◆ What you will do ◆
Take the entries below and reproduce them word for word.

◆ Record set ◆
++++++
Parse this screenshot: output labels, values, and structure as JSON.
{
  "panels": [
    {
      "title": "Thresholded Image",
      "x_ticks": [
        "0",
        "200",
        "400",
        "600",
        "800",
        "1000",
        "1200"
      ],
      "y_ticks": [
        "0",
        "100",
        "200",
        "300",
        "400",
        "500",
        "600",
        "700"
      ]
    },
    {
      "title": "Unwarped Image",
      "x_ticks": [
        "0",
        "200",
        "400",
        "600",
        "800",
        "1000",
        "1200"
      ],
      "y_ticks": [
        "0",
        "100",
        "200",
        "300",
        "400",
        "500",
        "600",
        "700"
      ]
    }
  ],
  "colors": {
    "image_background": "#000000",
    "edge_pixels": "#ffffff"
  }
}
++++++
◆ Expected output ◆
Parse this screenshot: output labels, values, and structure as JSON.
{
  "panels": [
    {
      "title": "Thresholded Image",
      "x_ticks": [
        "0",
        "200",
        "400",
        "600",
        "800",
        "1000",
        "1200"
      ],
      "y_ticks": [
        "0",
        "100",
        "200",
        "300",
        "400",
        "500",
        "600",
        "700"
      ]
    },
    {
      "title": "Unwarped Image",
      "x_ticks": [
        "0",
        "200",
        "400",
        "600",
        "800",
        "1000",
        "1200"
      ],
      "y_ticks": [
        "0",
        "100",
        "200",
        "300",
        "400",
        "500",
        "600",
        "700"
      ]
    }
  ],
  "colors": {
    "image_background": "#000000",
    "edge_pixels": "#ffffff"
  }
}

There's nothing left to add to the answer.